(Figure content listings)
%%

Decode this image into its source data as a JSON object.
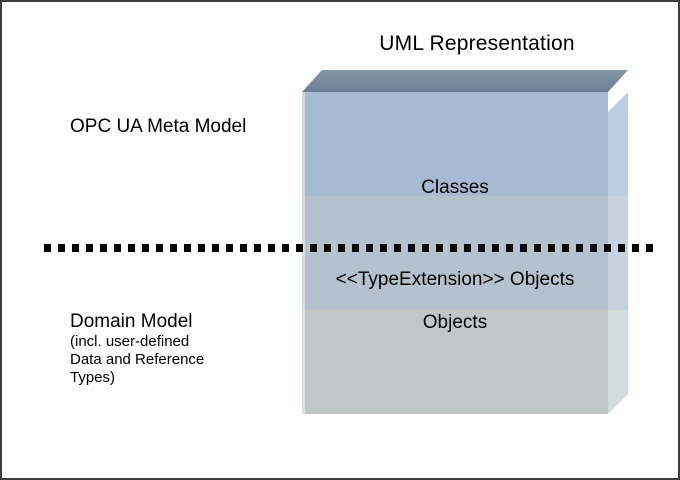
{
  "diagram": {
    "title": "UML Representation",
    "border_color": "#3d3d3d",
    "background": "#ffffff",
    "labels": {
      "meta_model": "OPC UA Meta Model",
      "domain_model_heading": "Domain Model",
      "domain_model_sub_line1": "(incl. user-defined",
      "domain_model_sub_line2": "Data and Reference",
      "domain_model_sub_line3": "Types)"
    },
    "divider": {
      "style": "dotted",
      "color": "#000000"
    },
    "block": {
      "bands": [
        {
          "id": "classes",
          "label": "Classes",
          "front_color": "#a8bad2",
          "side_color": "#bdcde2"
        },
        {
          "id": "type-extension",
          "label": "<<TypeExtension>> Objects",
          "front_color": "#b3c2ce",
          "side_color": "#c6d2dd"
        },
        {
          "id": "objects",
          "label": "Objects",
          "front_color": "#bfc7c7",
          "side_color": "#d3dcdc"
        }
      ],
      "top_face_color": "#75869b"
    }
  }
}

%%
%%

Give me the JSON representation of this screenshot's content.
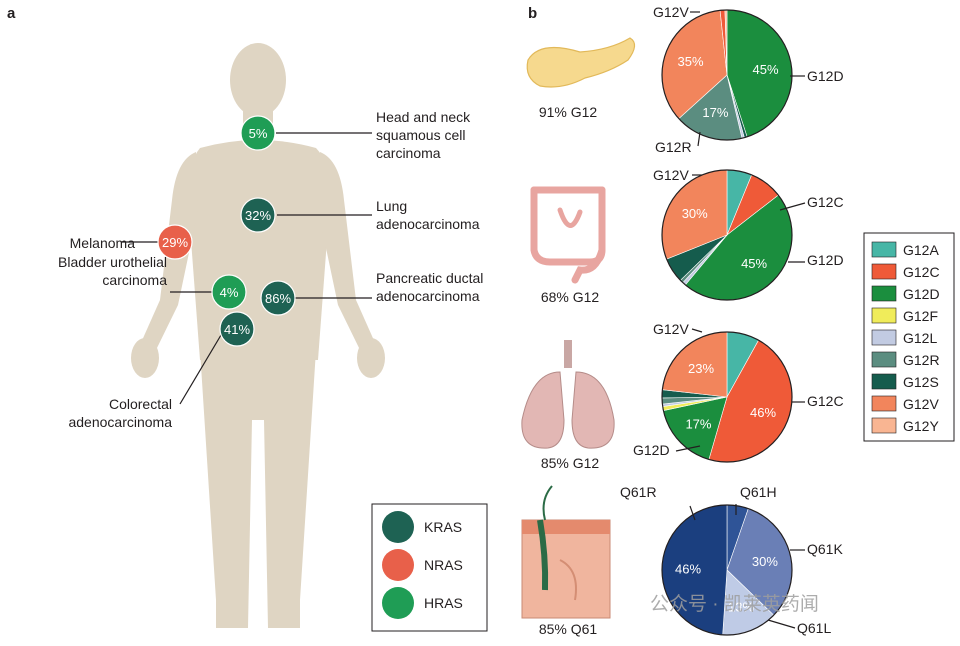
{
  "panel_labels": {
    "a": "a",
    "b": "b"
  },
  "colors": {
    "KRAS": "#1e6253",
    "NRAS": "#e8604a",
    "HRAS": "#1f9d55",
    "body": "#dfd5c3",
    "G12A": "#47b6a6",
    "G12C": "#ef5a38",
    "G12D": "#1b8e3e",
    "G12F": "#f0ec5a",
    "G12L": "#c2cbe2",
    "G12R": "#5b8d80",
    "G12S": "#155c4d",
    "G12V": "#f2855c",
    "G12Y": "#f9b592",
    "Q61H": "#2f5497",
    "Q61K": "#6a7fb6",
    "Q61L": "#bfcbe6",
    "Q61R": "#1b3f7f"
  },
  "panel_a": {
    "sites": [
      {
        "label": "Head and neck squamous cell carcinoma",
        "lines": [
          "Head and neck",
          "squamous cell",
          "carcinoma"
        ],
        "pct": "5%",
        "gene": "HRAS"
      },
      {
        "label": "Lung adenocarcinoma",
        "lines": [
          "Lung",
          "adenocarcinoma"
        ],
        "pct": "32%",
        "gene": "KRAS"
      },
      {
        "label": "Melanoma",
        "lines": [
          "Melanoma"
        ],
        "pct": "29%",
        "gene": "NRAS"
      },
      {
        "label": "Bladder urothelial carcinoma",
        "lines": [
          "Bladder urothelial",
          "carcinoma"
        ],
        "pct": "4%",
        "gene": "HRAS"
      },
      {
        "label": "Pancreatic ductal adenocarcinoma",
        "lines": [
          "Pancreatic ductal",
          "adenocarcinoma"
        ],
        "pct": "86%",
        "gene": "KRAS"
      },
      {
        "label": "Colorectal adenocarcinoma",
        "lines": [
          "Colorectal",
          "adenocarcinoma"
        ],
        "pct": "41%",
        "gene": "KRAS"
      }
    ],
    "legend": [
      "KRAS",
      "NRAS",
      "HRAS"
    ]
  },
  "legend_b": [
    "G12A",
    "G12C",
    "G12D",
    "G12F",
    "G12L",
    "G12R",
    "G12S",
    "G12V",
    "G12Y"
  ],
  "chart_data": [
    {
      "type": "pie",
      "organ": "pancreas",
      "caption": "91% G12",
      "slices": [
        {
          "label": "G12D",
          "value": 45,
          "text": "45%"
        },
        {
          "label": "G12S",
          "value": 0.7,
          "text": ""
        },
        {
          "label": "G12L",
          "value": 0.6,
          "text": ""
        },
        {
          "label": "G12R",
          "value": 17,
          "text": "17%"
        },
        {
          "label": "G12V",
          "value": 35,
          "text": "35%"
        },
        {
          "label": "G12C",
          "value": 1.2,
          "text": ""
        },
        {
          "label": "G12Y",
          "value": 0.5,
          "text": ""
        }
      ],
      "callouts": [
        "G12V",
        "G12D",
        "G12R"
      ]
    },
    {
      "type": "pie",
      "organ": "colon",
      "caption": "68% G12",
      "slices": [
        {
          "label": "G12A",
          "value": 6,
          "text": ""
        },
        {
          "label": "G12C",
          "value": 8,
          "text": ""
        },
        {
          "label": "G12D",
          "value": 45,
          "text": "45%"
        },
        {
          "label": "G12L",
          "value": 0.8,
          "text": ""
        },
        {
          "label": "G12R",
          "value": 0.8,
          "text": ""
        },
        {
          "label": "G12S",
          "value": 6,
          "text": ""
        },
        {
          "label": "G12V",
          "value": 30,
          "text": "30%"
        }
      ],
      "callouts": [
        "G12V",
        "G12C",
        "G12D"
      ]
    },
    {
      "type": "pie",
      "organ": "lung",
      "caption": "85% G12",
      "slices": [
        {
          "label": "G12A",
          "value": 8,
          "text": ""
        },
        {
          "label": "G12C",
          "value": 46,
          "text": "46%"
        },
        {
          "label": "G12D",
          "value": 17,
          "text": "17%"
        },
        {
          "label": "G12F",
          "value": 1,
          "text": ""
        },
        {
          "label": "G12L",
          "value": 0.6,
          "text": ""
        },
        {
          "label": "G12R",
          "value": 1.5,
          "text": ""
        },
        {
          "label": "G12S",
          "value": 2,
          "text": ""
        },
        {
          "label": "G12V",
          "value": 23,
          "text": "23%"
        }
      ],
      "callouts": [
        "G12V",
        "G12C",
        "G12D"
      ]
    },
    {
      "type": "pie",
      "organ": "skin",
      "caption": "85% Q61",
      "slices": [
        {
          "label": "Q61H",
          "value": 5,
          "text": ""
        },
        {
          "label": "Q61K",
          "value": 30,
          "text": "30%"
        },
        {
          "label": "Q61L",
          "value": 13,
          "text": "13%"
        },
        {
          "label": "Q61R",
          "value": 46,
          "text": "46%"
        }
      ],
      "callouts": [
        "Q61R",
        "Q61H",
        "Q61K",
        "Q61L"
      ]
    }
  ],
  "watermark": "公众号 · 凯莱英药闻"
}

%%
%%

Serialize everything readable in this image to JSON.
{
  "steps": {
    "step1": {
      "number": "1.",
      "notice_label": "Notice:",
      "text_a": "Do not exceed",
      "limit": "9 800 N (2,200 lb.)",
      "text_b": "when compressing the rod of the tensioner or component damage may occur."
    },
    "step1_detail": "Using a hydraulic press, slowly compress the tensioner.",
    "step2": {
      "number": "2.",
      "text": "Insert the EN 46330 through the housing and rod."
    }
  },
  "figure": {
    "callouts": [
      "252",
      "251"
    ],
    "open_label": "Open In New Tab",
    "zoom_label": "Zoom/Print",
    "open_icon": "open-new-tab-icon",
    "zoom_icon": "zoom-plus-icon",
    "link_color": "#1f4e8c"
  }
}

%%

▶ [STATED GOAL]: Of the lines in the listing, how many hold the word "organ"? Nothing but the number is needed.

▶ [RESPONSE]: 4